Aim of the task
Repeat every entry in the listing below, exactly.

Given information
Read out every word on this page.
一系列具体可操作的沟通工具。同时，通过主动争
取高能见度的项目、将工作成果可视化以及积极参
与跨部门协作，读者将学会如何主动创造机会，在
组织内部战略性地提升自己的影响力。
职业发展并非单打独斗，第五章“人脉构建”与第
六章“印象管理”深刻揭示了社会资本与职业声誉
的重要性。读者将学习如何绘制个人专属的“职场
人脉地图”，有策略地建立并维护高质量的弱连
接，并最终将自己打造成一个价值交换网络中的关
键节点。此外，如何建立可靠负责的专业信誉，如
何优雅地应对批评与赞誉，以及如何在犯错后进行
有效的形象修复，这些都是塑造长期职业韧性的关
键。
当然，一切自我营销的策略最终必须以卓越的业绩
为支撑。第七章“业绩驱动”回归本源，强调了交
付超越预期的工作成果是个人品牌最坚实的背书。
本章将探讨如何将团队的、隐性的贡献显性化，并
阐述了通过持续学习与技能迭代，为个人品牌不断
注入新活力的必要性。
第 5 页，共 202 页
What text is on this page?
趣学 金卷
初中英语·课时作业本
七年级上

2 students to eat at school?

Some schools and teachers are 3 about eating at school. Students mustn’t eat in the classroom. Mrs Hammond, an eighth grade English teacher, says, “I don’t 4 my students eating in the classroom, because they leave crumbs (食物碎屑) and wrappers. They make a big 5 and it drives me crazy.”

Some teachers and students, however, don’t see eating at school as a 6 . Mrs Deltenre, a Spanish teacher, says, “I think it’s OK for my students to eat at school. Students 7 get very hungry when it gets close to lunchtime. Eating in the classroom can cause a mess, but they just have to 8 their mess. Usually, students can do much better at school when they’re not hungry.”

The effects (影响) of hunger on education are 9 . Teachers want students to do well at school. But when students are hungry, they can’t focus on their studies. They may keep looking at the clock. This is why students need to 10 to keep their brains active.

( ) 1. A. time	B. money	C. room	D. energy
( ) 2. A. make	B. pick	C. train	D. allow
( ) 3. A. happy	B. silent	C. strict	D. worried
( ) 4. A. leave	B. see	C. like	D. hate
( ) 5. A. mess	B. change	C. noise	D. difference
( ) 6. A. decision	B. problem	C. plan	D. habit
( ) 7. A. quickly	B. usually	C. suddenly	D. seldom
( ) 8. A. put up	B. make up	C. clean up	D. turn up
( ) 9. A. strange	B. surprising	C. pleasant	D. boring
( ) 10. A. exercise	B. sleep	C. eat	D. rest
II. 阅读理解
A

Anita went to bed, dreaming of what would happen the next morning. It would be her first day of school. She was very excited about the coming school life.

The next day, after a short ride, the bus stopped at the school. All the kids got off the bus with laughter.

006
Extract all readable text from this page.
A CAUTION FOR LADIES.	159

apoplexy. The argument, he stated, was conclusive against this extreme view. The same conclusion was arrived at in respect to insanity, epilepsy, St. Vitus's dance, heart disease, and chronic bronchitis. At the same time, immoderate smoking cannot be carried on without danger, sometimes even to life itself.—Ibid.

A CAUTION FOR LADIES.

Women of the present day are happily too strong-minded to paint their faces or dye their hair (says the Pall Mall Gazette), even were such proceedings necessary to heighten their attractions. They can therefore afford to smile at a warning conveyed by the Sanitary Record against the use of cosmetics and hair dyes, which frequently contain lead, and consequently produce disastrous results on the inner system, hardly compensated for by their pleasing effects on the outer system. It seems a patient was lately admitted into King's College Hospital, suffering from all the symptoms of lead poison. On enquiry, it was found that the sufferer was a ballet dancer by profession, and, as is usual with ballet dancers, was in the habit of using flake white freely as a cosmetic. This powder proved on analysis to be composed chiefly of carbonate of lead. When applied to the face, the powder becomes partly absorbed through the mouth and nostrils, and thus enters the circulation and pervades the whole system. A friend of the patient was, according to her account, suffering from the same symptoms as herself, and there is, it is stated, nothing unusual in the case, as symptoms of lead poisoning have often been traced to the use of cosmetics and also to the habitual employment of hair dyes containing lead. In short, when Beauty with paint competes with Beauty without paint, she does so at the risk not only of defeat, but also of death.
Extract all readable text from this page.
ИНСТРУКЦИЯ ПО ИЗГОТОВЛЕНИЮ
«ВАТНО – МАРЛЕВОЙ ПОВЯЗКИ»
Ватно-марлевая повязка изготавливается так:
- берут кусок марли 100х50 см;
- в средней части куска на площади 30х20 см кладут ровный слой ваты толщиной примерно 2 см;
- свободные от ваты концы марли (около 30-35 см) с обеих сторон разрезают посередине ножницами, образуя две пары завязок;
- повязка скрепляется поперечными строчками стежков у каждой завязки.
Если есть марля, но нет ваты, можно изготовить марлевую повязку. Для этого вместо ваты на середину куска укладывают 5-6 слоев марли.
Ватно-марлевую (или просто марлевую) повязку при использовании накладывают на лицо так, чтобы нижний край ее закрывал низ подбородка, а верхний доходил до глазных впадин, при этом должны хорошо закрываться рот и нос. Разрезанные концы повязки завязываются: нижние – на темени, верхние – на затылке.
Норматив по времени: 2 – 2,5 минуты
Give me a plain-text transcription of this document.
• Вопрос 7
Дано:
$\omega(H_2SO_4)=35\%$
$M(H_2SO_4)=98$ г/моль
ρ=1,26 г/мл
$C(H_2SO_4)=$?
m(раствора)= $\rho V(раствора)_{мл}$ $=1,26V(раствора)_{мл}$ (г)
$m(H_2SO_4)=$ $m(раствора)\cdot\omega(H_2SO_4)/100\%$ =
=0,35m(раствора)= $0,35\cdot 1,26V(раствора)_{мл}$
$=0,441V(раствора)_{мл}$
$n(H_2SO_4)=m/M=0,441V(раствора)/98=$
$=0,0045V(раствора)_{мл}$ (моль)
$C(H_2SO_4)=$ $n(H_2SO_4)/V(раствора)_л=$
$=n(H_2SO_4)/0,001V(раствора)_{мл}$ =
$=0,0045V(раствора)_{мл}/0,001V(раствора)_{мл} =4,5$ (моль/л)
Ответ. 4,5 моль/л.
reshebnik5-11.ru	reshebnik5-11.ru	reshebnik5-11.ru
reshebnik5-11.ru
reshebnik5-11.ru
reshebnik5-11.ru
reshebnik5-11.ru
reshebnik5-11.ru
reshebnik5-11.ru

Finished answer
Read out every word on this page.
一系列具体可操作的沟通工具。同时，通过主动争
取高能见度的项目、将工作成果可视化以及积极参
与跨部门协作，读者将学会如何主动创造机会，在
组织内部战略性地提升自己的影响力。
职业发展并非单打独斗，第五章“人脉构建”与第
六章“印象管理”深刻揭示了社会资本与职业声誉
的重要性。读者将学习如何绘制个人专属的“职场
人脉地图”，有策略地建立并维护高质量的弱连
接，并最终将自己打造成一个价值交换网络中的关
键节点。此外，如何建立可靠负责的专业信誉，如
何优雅地应对批评与赞誉，以及如何在犯错后进行
有效的形象修复，这些都是塑造长期职业韧性的关
键。
当然，一切自我营销的策略最终必须以卓越的业绩
为支撑。第七章“业绩驱动”回归本源，强调了交
付超越预期的工作成果是个人品牌最坚实的背书。
本章将探讨如何将团队的、隐性的贡献显性化，并
阐述了通过持续学习与技能迭代，为个人品牌不断
注入新活力的必要性。
第 5 页，共 202 页
What text is on this page?
趣学 金卷
初中英语·课时作业本
七年级上

2 students to eat at school?

Some schools and teachers are 3 about eating at school. Students mustn’t eat in the classroom. Mrs Hammond, an eighth grade English teacher, says, “I don’t 4 my students eating in the classroom, because they leave crumbs (食物碎屑) and wrappers. They make a big 5 and it drives me crazy.”

Some teachers and students, however, don’t see eating at school as a 6 . Mrs Deltenre, a Spanish teacher, says, “I think it’s OK for my students to eat at school. Students 7 get very hungry when it gets close to lunchtime. Eating in the classroom can cause a mess, but they just have to 8 their mess. Usually, students can do much better at school when they’re not hungry.”

The effects (影响) of hunger on education are 9 . Teachers want students to do well at school. But when students are hungry, they can’t focus on their studies. They may keep looking at the clock. This is why students need to 10 to keep their brains active.

( ) 1. A. time	B. money	C. room	D. energy
( ) 2. A. make	B. pick	C. train	D. allow
( ) 3. A. happy	B. silent	C. strict	D. worried
( ) 4. A. leave	B. see	C. like	D. hate
( ) 5. A. mess	B. change	C. noise	D. difference
( ) 6. A. decision	B. problem	C. plan	D. habit
( ) 7. A. quickly	B. usually	C. suddenly	D. seldom
( ) 8. A. put up	B. make up	C. clean up	D. turn up
( ) 9. A. strange	B. surprising	C. pleasant	D. boring
( ) 10. A. exercise	B. sleep	C. eat	D. rest
II. 阅读理解
A

Anita went to bed, dreaming of what would happen the next morning. It would be her first day of school. She was very excited about the coming school life.

The next day, after a short ride, the bus stopped at the school. All the kids got off the bus with laughter.

006
Extract all readable text from this page.
A CAUTION FOR LADIES.	159

apoplexy. The argument, he stated, was conclusive against this extreme view. The same conclusion was arrived at in respect to insanity, epilepsy, St. Vitus's dance, heart disease, and chronic bronchitis. At the same time, immoderate smoking cannot be carried on without danger, sometimes even to life itself.—Ibid.

A CAUTION FOR LADIES.

Women of the present day are happily too strong-minded to paint their faces or dye their hair (says the Pall Mall Gazette), even were such proceedings necessary to heighten their attractions. They can therefore afford to smile at a warning conveyed by the Sanitary Record against the use of cosmetics and hair dyes, which frequently contain lead, and consequently produce disastrous results on the inner system, hardly compensated for by their pleasing effects on the outer system. It seems a patient was lately admitted into King's College Hospital, suffering from all the symptoms of lead poison. On enquiry, it was found that the sufferer was a ballet dancer by profession, and, as is usual with ballet dancers, was in the habit of using flake white freely as a cosmetic. This powder proved on analysis to be composed chiefly of carbonate of lead. When applied to the face, the powder becomes partly absorbed through the mouth and nostrils, and thus enters the circulation and pervades the whole system. A friend of the patient was, according to her account, suffering from the same symptoms as herself, and there is, it is stated, nothing unusual in the case, as symptoms of lead poisoning have often been traced to the use of cosmetics and also to the habitual employment of hair dyes containing lead. In short, when Beauty with paint competes with Beauty without paint, she does so at the risk not only of defeat, but also of death.
Extract all readable text from this page.
ИНСТРУКЦИЯ ПО ИЗГОТОВЛЕНИЮ
«ВАТНО – МАРЛЕВОЙ ПОВЯЗКИ»
Ватно-марлевая повязка изготавливается так:
- берут кусок марли 100х50 см;
- в средней части куска на площади 30х20 см кладут ровный слой ваты толщиной примерно 2 см;
- свободные от ваты концы марли (около 30-35 см) с обеих сторон разрезают посередине ножницами, образуя две пары завязок;
- повязка скрепляется поперечными строчками стежков у каждой завязки.
Если есть марля, но нет ваты, можно изготовить марлевую повязку. Для этого вместо ваты на середину куска укладывают 5-6 слоев марли.
Ватно-марлевую (или просто марлевую) повязку при использовании накладывают на лицо так, чтобы нижний край ее закрывал низ подбородка, а верхний доходил до глазных впадин, при этом должны хорошо закрываться рот и нос. Разрезанные концы повязки завязываются: нижние – на темени, верхние – на затылке.
Норматив по времени: 2 – 2,5 минуты
Give me a plain-text transcription of this document.
• Вопрос 7
Дано:
$\omega(H_2SO_4)=35\%$
$M(H_2SO_4)=98$ г/моль
ρ=1,26 г/мл
$C(H_2SO_4)=$?
m(раствора)= $\rho V(раствора)_{мл}$ $=1,26V(раствора)_{мл}$ (г)
$m(H_2SO_4)=$ $m(раствора)\cdot\omega(H_2SO_4)/100\%$ =
=0,35m(раствора)= $0,35\cdot 1,26V(раствора)_{мл}$
$=0,441V(раствора)_{мл}$
$n(H_2SO_4)=m/M=0,441V(раствора)/98=$
$=0,0045V(раствора)_{мл}$ (моль)
$C(H_2SO_4)=$ $n(H_2SO_4)/V(раствора)_л=$
$=n(H_2SO_4)/0,001V(раствора)_{мл}$ =
$=0,0045V(раствора)_{мл}/0,001V(раствора)_{мл} =4,5$ (моль/л)
Ответ. 4,5 моль/л.
reshebnik5-11.ru	reshebnik5-11.ru	reshebnik5-11.ru
reshebnik5-11.ru
reshebnik5-11.ru
reshebnik5-11.ru
reshebnik5-11.ru
reshebnik5-11.ru
reshebnik5-11.ru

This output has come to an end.